■ **SUPPLIED DATA**:
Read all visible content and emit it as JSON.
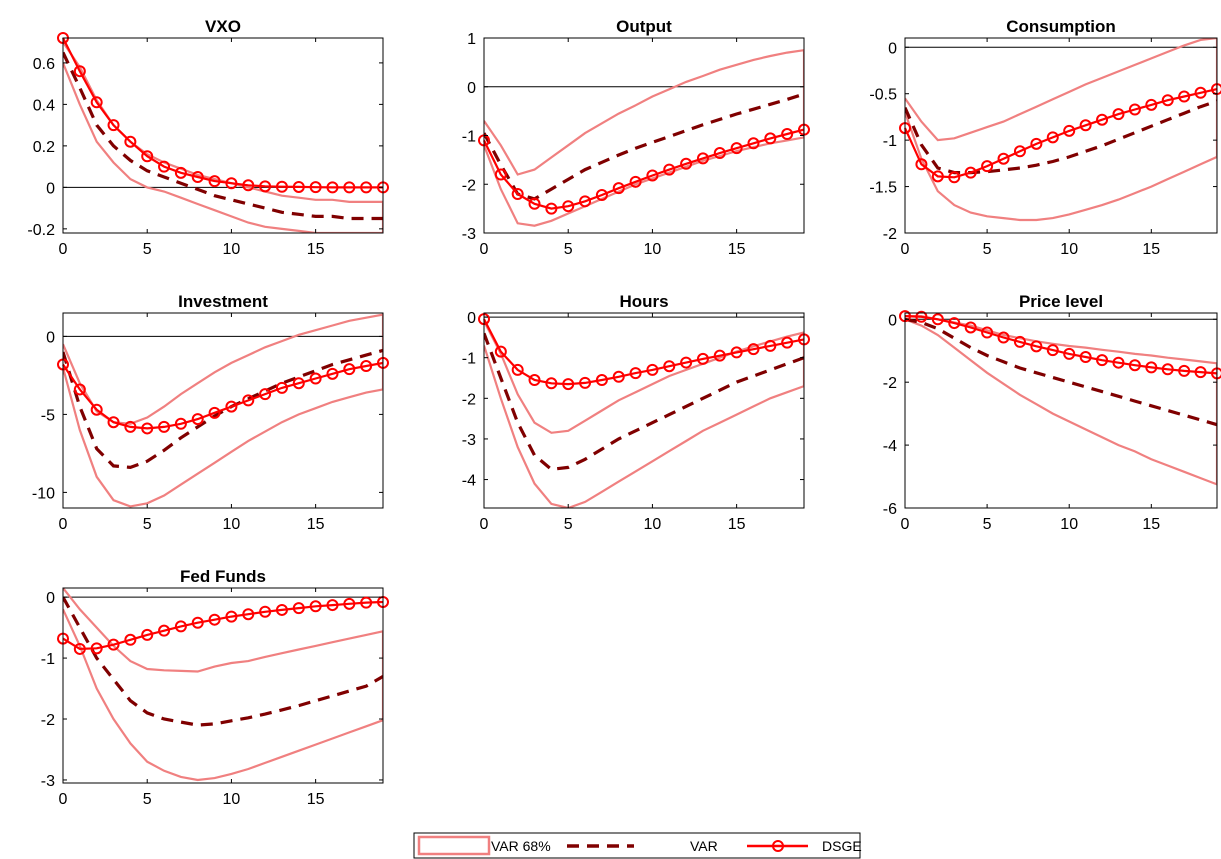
{
  "legend": {
    "band_label": "VAR 68%",
    "var_label": "VAR",
    "dsge_label": "DSGE"
  },
  "colors": {
    "band": "#f08080",
    "var": "#800000",
    "dsge": "#ff0000",
    "zero_line": "#000000"
  },
  "chart_data": [
    {
      "type": "line",
      "title": "VXO",
      "xlim": [
        0,
        19
      ],
      "ylim": [
        -0.22,
        0.72
      ],
      "xticks": [
        0,
        5,
        10,
        15
      ],
      "yticks": [
        -0.2,
        0,
        0.2,
        0.4,
        0.6
      ],
      "ytick_labels": [
        "-0.2",
        "0",
        "0.2",
        "0.4",
        "0.6"
      ],
      "series": [
        {
          "name": "VAR 68% lower",
          "values": [
            0.6,
            0.4,
            0.22,
            0.12,
            0.04,
            0.0,
            -0.02,
            -0.05,
            -0.08,
            -0.11,
            -0.14,
            -0.17,
            -0.19,
            -0.2,
            -0.21,
            -0.22,
            -0.22,
            -0.22,
            -0.22,
            -0.22
          ]
        },
        {
          "name": "VAR 68% upper",
          "values": [
            0.7,
            0.58,
            0.42,
            0.3,
            0.22,
            0.16,
            0.12,
            0.09,
            0.06,
            0.04,
            0.02,
            0.0,
            -0.02,
            -0.04,
            -0.05,
            -0.06,
            -0.06,
            -0.07,
            -0.07,
            -0.07
          ]
        },
        {
          "name": "VAR",
          "values": [
            0.65,
            0.48,
            0.3,
            0.2,
            0.13,
            0.08,
            0.05,
            0.02,
            -0.01,
            -0.04,
            -0.06,
            -0.08,
            -0.1,
            -0.12,
            -0.13,
            -0.14,
            -0.14,
            -0.15,
            -0.15,
            -0.15
          ]
        },
        {
          "name": "DSGE",
          "values": [
            0.72,
            0.56,
            0.41,
            0.3,
            0.22,
            0.15,
            0.1,
            0.07,
            0.05,
            0.03,
            0.02,
            0.01,
            0.005,
            0.003,
            0.002,
            0.001,
            0.0,
            0.0,
            0.0,
            0.0
          ]
        }
      ]
    },
    {
      "type": "line",
      "title": "Output",
      "xlim": [
        0,
        19
      ],
      "ylim": [
        -3,
        1
      ],
      "xticks": [
        0,
        5,
        10,
        15
      ],
      "yticks": [
        -3,
        -2,
        -1,
        0,
        1
      ],
      "ytick_labels": [
        "-3",
        "-2",
        "-1",
        "0",
        "1"
      ],
      "series": [
        {
          "name": "VAR 68% lower",
          "values": [
            -1.2,
            -2.1,
            -2.8,
            -2.85,
            -2.75,
            -2.6,
            -2.45,
            -2.3,
            -2.15,
            -2.0,
            -1.88,
            -1.76,
            -1.64,
            -1.52,
            -1.42,
            -1.32,
            -1.24,
            -1.16,
            -1.1,
            -1.04
          ]
        },
        {
          "name": "VAR 68% upper",
          "values": [
            -0.7,
            -1.2,
            -1.8,
            -1.7,
            -1.45,
            -1.2,
            -0.95,
            -0.75,
            -0.55,
            -0.38,
            -0.2,
            -0.05,
            0.1,
            0.22,
            0.35,
            0.45,
            0.55,
            0.63,
            0.7,
            0.75
          ]
        },
        {
          "name": "VAR",
          "values": [
            -0.95,
            -1.6,
            -2.2,
            -2.3,
            -2.1,
            -1.9,
            -1.7,
            -1.55,
            -1.4,
            -1.26,
            -1.14,
            -1.02,
            -0.9,
            -0.78,
            -0.67,
            -0.56,
            -0.46,
            -0.36,
            -0.26,
            -0.15
          ]
        },
        {
          "name": "DSGE",
          "values": [
            -1.1,
            -1.8,
            -2.2,
            -2.4,
            -2.5,
            -2.45,
            -2.35,
            -2.22,
            -2.08,
            -1.95,
            -1.82,
            -1.7,
            -1.58,
            -1.47,
            -1.36,
            -1.26,
            -1.16,
            -1.06,
            -0.97,
            -0.88
          ]
        }
      ]
    },
    {
      "type": "line",
      "title": "Consumption",
      "xlim": [
        0,
        19
      ],
      "ylim": [
        -2,
        0.1
      ],
      "xticks": [
        0,
        5,
        10,
        15
      ],
      "yticks": [
        -2,
        -1.5,
        -1,
        -0.5,
        0
      ],
      "ytick_labels": [
        "-2",
        "-1.5",
        "-1",
        "-0.5",
        "0"
      ],
      "series": [
        {
          "name": "VAR 68% lower",
          "values": [
            -0.7,
            -1.2,
            -1.55,
            -1.7,
            -1.78,
            -1.82,
            -1.84,
            -1.86,
            -1.86,
            -1.84,
            -1.8,
            -1.75,
            -1.7,
            -1.64,
            -1.57,
            -1.5,
            -1.42,
            -1.34,
            -1.26,
            -1.18
          ]
        },
        {
          "name": "VAR 68% upper",
          "values": [
            -0.55,
            -0.8,
            -1.0,
            -0.98,
            -0.92,
            -0.86,
            -0.8,
            -0.72,
            -0.64,
            -0.56,
            -0.48,
            -0.4,
            -0.33,
            -0.26,
            -0.19,
            -0.12,
            -0.05,
            0.02,
            0.08,
            0.1
          ]
        },
        {
          "name": "VAR",
          "values": [
            -0.65,
            -1.05,
            -1.3,
            -1.35,
            -1.35,
            -1.34,
            -1.32,
            -1.3,
            -1.27,
            -1.23,
            -1.18,
            -1.12,
            -1.06,
            -0.99,
            -0.92,
            -0.85,
            -0.78,
            -0.71,
            -0.64,
            -0.58
          ]
        },
        {
          "name": "DSGE",
          "values": [
            -0.87,
            -1.26,
            -1.39,
            -1.4,
            -1.35,
            -1.28,
            -1.2,
            -1.12,
            -1.04,
            -0.97,
            -0.9,
            -0.84,
            -0.78,
            -0.72,
            -0.67,
            -0.62,
            -0.57,
            -0.53,
            -0.49,
            -0.45
          ]
        }
      ]
    },
    {
      "type": "line",
      "title": "Investment",
      "xlim": [
        0,
        19
      ],
      "ylim": [
        -11,
        1.5
      ],
      "xticks": [
        0,
        5,
        10,
        15
      ],
      "yticks": [
        -10,
        -5,
        0
      ],
      "ytick_labels": [
        "-10",
        "-5",
        "0"
      ],
      "series": [
        {
          "name": "VAR 68% lower",
          "values": [
            -2.0,
            -6.0,
            -9.0,
            -10.5,
            -10.9,
            -10.7,
            -10.2,
            -9.5,
            -8.8,
            -8.1,
            -7.4,
            -6.7,
            -6.1,
            -5.5,
            -5.0,
            -4.6,
            -4.2,
            -3.9,
            -3.6,
            -3.4
          ]
        },
        {
          "name": "VAR 68% upper",
          "values": [
            -0.5,
            -3.0,
            -4.8,
            -5.5,
            -5.6,
            -5.2,
            -4.5,
            -3.7,
            -3.0,
            -2.3,
            -1.7,
            -1.2,
            -0.7,
            -0.3,
            0.1,
            0.4,
            0.7,
            1.0,
            1.2,
            1.4
          ]
        },
        {
          "name": "VAR",
          "values": [
            -1.0,
            -4.5,
            -7.2,
            -8.3,
            -8.4,
            -8.0,
            -7.3,
            -6.5,
            -5.8,
            -5.1,
            -4.5,
            -4.0,
            -3.5,
            -3.0,
            -2.6,
            -2.2,
            -1.8,
            -1.5,
            -1.2,
            -0.9
          ]
        },
        {
          "name": "DSGE",
          "values": [
            -1.8,
            -3.4,
            -4.7,
            -5.5,
            -5.8,
            -5.9,
            -5.8,
            -5.6,
            -5.3,
            -4.9,
            -4.5,
            -4.1,
            -3.7,
            -3.3,
            -3.0,
            -2.7,
            -2.4,
            -2.1,
            -1.9,
            -1.7
          ]
        }
      ]
    },
    {
      "type": "line",
      "title": "Hours",
      "xlim": [
        0,
        19
      ],
      "ylim": [
        -4.7,
        0.1
      ],
      "xticks": [
        0,
        5,
        10,
        15
      ],
      "yticks": [
        -4,
        -3,
        -2,
        -1,
        0
      ],
      "ytick_labels": [
        "-4",
        "-3",
        "-2",
        "-1",
        "0"
      ],
      "series": [
        {
          "name": "VAR 68% lower",
          "values": [
            -0.7,
            -2.0,
            -3.2,
            -4.1,
            -4.6,
            -4.7,
            -4.55,
            -4.3,
            -4.05,
            -3.8,
            -3.55,
            -3.3,
            -3.05,
            -2.8,
            -2.6,
            -2.4,
            -2.2,
            -2.0,
            -1.85,
            -1.7
          ]
        },
        {
          "name": "VAR 68% upper",
          "values": [
            -0.1,
            -0.9,
            -1.9,
            -2.6,
            -2.85,
            -2.8,
            -2.55,
            -2.3,
            -2.05,
            -1.85,
            -1.65,
            -1.45,
            -1.3,
            -1.15,
            -1.0,
            -0.85,
            -0.72,
            -0.6,
            -0.48,
            -0.38
          ]
        },
        {
          "name": "VAR",
          "values": [
            -0.4,
            -1.5,
            -2.6,
            -3.4,
            -3.75,
            -3.7,
            -3.5,
            -3.25,
            -3.0,
            -2.8,
            -2.6,
            -2.4,
            -2.2,
            -2.0,
            -1.8,
            -1.6,
            -1.45,
            -1.3,
            -1.15,
            -1.0
          ]
        },
        {
          "name": "DSGE",
          "values": [
            -0.05,
            -0.85,
            -1.3,
            -1.55,
            -1.63,
            -1.65,
            -1.62,
            -1.55,
            -1.47,
            -1.38,
            -1.3,
            -1.21,
            -1.12,
            -1.03,
            -0.95,
            -0.87,
            -0.79,
            -0.71,
            -0.63,
            -0.55
          ]
        }
      ]
    },
    {
      "type": "line",
      "title": "Price level",
      "xlim": [
        0,
        19
      ],
      "ylim": [
        -6,
        0.2
      ],
      "xticks": [
        0,
        5,
        10,
        15
      ],
      "yticks": [
        -6,
        -4,
        -2,
        0
      ],
      "ytick_labels": [
        "-6",
        "-4",
        "-2",
        "0"
      ],
      "series": [
        {
          "name": "VAR 68% lower",
          "values": [
            0.0,
            -0.2,
            -0.5,
            -0.9,
            -1.3,
            -1.7,
            -2.05,
            -2.4,
            -2.7,
            -3.0,
            -3.25,
            -3.5,
            -3.75,
            -4.0,
            -4.2,
            -4.45,
            -4.65,
            -4.85,
            -5.05,
            -5.25
          ]
        },
        {
          "name": "VAR 68% upper",
          "values": [
            0.1,
            0.1,
            0.0,
            -0.1,
            -0.2,
            -0.35,
            -0.5,
            -0.6,
            -0.7,
            -0.78,
            -0.85,
            -0.9,
            -0.97,
            -1.03,
            -1.1,
            -1.15,
            -1.22,
            -1.28,
            -1.34,
            -1.4
          ]
        },
        {
          "name": "VAR",
          "values": [
            0.0,
            -0.1,
            -0.3,
            -0.6,
            -0.9,
            -1.15,
            -1.35,
            -1.55,
            -1.7,
            -1.85,
            -2.0,
            -2.15,
            -2.3,
            -2.45,
            -2.6,
            -2.75,
            -2.9,
            -3.05,
            -3.2,
            -3.35
          ]
        },
        {
          "name": "DSGE",
          "values": [
            0.1,
            0.08,
            0.0,
            -0.12,
            -0.26,
            -0.42,
            -0.58,
            -0.72,
            -0.86,
            -0.98,
            -1.1,
            -1.2,
            -1.3,
            -1.38,
            -1.46,
            -1.53,
            -1.59,
            -1.64,
            -1.68,
            -1.72
          ]
        }
      ]
    },
    {
      "type": "line",
      "title": "Fed Funds",
      "xlim": [
        0,
        19
      ],
      "ylim": [
        -3.05,
        0.15
      ],
      "xticks": [
        0,
        5,
        10,
        15
      ],
      "yticks": [
        -3,
        -2,
        -1,
        0
      ],
      "ytick_labels": [
        "-3",
        "-2",
        "-1",
        "0"
      ],
      "series": [
        {
          "name": "VAR 68% lower",
          "values": [
            -0.2,
            -0.8,
            -1.5,
            -2.0,
            -2.4,
            -2.7,
            -2.85,
            -2.95,
            -3.0,
            -2.97,
            -2.9,
            -2.82,
            -2.72,
            -2.62,
            -2.52,
            -2.42,
            -2.32,
            -2.22,
            -2.12,
            -2.02
          ]
        },
        {
          "name": "VAR 68% upper",
          "values": [
            0.15,
            -0.2,
            -0.5,
            -0.8,
            -1.05,
            -1.18,
            -1.2,
            -1.21,
            -1.22,
            -1.14,
            -1.08,
            -1.05,
            -0.98,
            -0.92,
            -0.86,
            -0.8,
            -0.74,
            -0.68,
            -0.62,
            -0.56
          ]
        },
        {
          "name": "VAR",
          "values": [
            0.0,
            -0.5,
            -1.0,
            -1.35,
            -1.7,
            -1.9,
            -2.0,
            -2.05,
            -2.1,
            -2.08,
            -2.03,
            -1.98,
            -1.92,
            -1.85,
            -1.78,
            -1.7,
            -1.62,
            -1.54,
            -1.46,
            -1.3
          ]
        },
        {
          "name": "DSGE",
          "values": [
            -0.68,
            -0.85,
            -0.84,
            -0.78,
            -0.7,
            -0.62,
            -0.55,
            -0.48,
            -0.42,
            -0.37,
            -0.32,
            -0.28,
            -0.24,
            -0.21,
            -0.18,
            -0.15,
            -0.13,
            -0.11,
            -0.09,
            -0.08
          ]
        }
      ]
    }
  ]
}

■ **INSTRUCTION**:
Show each line in the entries that holds the string "title".

■ **FINAL ANSWER**:
      "title": "VXO",
      "title": "Output",
      "title": "Consumption",
      "title": "Investment",
      "title": "Hours",
      "title": "Price level",
      "title": "Fed Funds",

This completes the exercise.